Stored items:
====

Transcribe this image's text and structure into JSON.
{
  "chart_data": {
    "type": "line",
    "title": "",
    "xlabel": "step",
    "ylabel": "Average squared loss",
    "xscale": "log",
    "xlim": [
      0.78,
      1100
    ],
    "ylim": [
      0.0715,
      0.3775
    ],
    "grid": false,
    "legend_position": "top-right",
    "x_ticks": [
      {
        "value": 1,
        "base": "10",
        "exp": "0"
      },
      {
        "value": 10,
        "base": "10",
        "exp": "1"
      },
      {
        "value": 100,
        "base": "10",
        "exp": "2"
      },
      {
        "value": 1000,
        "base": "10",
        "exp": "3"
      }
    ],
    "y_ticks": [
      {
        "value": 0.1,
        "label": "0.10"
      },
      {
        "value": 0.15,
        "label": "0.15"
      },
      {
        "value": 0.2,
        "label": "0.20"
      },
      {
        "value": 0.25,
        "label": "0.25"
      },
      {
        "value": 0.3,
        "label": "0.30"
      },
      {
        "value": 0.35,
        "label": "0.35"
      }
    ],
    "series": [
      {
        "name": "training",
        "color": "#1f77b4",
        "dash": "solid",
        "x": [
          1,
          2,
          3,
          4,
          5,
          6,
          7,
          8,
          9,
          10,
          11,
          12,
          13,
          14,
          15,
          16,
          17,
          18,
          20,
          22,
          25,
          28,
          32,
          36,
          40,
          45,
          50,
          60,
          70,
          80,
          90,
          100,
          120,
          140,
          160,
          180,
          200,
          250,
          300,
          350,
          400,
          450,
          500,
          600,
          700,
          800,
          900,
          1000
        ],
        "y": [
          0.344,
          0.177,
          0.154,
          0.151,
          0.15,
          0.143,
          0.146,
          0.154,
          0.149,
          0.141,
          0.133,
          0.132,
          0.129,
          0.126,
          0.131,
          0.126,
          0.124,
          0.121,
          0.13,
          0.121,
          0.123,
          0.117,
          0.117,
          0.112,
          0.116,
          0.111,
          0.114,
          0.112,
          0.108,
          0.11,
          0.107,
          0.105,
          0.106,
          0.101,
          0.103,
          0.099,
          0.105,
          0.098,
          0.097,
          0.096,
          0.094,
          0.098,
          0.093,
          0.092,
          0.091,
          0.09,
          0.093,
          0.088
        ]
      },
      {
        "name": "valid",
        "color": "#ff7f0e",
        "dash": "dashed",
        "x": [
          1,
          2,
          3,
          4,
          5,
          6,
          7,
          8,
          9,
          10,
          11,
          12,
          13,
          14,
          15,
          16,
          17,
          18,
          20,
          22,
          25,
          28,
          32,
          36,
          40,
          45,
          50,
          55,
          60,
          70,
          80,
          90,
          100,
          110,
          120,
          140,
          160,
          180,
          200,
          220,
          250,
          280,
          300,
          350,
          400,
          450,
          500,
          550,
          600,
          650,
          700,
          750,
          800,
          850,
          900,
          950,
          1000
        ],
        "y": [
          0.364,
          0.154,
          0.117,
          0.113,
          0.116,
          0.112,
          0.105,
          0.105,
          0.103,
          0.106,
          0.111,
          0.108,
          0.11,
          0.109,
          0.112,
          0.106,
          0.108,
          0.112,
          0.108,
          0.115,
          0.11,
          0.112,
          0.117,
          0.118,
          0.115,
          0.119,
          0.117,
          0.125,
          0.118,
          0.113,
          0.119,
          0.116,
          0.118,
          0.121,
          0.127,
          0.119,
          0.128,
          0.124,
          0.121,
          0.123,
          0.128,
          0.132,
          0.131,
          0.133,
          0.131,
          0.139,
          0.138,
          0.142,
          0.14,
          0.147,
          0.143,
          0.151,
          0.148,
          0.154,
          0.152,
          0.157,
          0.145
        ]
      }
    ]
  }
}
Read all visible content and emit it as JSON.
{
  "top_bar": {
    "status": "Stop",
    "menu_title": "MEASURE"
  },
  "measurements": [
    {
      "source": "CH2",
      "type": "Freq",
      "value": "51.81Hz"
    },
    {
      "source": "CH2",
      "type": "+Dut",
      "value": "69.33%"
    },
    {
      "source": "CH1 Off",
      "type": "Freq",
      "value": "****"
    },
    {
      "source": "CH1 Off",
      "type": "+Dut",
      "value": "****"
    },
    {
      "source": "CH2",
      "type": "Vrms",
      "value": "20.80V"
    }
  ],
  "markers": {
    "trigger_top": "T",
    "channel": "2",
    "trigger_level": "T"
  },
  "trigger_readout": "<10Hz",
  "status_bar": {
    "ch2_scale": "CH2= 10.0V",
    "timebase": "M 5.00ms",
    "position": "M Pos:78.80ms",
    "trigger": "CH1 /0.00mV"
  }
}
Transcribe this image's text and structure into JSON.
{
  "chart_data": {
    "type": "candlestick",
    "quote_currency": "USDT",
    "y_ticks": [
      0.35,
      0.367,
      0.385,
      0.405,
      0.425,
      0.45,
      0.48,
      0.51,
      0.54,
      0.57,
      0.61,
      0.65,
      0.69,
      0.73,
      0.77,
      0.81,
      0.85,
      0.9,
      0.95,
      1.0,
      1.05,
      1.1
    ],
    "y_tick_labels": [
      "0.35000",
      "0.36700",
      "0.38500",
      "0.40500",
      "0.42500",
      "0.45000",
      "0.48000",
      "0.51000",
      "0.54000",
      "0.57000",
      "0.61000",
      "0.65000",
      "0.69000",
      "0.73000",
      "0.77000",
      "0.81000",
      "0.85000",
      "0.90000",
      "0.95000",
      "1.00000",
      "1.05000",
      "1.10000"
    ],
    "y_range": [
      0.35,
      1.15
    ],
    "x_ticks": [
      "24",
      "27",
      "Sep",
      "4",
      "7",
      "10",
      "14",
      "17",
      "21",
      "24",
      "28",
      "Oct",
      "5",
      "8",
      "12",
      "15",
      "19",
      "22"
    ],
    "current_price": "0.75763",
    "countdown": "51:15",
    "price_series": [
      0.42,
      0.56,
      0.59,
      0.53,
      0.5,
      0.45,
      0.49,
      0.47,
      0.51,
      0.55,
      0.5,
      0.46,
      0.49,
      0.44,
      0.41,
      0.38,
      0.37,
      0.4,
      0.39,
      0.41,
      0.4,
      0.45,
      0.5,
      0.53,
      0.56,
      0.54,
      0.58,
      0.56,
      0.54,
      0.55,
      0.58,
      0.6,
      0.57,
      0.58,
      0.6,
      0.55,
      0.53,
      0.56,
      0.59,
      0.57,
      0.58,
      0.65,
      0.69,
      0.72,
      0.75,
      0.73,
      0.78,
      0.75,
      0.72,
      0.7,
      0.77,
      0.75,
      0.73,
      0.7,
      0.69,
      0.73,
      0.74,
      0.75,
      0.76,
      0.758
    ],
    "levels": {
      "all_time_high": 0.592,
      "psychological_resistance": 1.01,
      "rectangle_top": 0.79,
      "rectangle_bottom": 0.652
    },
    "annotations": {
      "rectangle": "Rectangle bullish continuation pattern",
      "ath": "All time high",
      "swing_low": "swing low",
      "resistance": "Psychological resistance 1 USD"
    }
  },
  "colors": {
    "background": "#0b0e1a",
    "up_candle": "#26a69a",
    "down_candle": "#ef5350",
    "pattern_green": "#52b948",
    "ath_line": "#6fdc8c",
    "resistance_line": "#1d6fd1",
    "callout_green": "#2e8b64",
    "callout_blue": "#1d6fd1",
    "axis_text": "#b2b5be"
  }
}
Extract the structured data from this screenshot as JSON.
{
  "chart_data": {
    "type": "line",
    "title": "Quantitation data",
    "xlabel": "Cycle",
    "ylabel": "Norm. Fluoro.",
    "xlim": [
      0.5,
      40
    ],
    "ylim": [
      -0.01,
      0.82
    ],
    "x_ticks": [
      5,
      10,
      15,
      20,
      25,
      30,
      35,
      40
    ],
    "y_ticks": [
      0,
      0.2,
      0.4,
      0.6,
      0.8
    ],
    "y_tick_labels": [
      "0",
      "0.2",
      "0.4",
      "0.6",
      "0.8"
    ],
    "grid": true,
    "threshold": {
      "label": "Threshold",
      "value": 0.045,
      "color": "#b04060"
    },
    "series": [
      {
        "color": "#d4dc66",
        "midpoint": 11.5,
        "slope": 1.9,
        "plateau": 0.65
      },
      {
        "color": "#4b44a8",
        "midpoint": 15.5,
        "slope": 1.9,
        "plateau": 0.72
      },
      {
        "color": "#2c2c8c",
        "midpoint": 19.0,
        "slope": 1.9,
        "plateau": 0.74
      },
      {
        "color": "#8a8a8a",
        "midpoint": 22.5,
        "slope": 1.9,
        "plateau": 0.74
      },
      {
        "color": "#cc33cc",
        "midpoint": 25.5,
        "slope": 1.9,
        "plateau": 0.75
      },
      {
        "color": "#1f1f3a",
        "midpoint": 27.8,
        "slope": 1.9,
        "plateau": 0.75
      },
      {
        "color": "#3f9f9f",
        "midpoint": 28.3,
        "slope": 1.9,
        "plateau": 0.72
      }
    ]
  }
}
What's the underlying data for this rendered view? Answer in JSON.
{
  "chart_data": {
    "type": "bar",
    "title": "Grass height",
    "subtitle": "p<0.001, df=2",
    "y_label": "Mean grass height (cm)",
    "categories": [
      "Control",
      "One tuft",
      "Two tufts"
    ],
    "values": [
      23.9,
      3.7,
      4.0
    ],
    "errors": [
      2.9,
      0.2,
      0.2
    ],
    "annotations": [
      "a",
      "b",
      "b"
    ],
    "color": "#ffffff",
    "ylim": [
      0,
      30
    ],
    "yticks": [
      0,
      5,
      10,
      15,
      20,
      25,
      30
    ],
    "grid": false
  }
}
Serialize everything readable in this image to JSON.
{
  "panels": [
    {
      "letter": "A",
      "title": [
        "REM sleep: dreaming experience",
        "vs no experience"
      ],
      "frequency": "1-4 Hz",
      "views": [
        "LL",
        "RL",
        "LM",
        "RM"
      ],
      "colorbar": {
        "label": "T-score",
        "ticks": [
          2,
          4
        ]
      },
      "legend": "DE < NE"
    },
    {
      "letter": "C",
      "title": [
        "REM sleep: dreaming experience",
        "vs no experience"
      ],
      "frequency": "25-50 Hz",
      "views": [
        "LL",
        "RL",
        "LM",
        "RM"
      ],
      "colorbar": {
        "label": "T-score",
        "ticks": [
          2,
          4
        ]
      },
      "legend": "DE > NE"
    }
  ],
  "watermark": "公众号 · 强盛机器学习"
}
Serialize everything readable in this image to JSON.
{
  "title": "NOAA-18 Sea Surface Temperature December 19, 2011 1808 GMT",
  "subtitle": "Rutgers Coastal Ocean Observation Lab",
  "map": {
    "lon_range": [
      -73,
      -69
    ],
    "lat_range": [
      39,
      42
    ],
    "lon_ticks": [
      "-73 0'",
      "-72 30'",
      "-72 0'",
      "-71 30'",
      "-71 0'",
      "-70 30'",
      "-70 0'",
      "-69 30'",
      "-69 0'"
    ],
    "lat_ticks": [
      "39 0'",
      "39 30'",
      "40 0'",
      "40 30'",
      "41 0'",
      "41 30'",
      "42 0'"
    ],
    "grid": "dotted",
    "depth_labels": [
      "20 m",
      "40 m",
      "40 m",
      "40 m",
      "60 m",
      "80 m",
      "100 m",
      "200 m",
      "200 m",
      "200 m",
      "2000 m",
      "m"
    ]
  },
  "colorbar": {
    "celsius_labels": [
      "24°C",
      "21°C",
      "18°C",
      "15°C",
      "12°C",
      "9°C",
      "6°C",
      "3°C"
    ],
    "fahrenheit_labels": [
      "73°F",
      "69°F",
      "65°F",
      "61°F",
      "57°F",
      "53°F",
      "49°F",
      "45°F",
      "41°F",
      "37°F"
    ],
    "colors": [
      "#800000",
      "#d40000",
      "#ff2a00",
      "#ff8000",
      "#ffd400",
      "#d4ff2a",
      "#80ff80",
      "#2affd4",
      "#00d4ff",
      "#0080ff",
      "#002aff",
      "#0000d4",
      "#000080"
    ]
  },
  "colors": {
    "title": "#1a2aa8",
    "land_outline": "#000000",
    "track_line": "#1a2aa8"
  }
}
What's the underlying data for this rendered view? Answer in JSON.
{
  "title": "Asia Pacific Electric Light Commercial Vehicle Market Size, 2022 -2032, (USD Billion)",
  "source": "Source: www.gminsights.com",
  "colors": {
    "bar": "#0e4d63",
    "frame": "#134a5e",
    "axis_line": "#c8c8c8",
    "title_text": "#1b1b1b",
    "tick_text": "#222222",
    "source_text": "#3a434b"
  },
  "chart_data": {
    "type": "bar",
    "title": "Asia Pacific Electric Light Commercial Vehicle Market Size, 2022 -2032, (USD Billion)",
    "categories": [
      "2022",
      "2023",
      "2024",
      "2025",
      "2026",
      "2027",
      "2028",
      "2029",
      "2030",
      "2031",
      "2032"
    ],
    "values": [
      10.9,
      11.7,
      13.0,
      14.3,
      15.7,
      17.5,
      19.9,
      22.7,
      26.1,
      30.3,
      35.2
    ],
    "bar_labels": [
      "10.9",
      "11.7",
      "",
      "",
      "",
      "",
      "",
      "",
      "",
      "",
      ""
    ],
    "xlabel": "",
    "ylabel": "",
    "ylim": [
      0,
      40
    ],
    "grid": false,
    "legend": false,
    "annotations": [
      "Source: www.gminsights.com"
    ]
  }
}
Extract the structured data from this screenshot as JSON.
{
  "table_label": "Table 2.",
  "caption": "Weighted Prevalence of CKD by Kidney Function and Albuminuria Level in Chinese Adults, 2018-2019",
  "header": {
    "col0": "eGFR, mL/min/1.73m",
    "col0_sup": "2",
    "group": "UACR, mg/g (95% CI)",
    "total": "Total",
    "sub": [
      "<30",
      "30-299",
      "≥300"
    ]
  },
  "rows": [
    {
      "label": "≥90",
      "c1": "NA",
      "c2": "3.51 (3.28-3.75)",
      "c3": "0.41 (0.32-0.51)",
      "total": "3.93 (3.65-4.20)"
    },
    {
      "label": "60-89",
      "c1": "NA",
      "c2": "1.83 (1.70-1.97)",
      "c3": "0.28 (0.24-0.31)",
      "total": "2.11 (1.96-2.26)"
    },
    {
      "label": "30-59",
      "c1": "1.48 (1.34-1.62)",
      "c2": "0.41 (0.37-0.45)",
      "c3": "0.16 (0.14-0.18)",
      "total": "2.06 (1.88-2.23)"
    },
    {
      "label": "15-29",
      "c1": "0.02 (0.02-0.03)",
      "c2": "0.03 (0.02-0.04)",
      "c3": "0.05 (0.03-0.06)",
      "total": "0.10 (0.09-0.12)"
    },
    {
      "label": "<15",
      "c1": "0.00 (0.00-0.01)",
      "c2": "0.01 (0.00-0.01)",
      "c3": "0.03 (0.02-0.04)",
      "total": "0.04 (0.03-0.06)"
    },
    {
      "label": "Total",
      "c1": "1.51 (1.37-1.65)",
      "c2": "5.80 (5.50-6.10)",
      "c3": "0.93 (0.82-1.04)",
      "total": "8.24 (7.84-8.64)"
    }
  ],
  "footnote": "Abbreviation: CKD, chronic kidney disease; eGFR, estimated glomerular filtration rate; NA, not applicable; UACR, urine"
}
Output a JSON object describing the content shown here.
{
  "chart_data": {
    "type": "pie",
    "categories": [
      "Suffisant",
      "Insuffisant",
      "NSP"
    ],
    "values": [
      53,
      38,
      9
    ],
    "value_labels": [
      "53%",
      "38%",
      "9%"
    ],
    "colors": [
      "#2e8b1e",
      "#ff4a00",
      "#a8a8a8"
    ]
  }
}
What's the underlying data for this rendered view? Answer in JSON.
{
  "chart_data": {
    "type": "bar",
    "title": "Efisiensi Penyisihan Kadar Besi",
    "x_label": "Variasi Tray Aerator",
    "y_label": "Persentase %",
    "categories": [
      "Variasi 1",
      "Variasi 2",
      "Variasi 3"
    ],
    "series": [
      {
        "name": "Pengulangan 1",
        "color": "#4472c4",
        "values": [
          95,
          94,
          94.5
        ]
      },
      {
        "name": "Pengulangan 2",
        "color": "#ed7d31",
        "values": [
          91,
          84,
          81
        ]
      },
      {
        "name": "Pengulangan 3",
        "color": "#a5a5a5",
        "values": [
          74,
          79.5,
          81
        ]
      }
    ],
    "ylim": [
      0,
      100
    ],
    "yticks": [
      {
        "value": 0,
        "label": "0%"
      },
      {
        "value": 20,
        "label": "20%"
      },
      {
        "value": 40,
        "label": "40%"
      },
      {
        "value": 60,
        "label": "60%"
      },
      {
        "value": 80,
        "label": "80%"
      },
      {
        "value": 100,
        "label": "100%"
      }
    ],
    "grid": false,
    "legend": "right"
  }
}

====

== CHALLENGE ==
Report the number of lines in the entries above that include the string "Commercial". Give nothing but the number.

== RESPONSE ==
2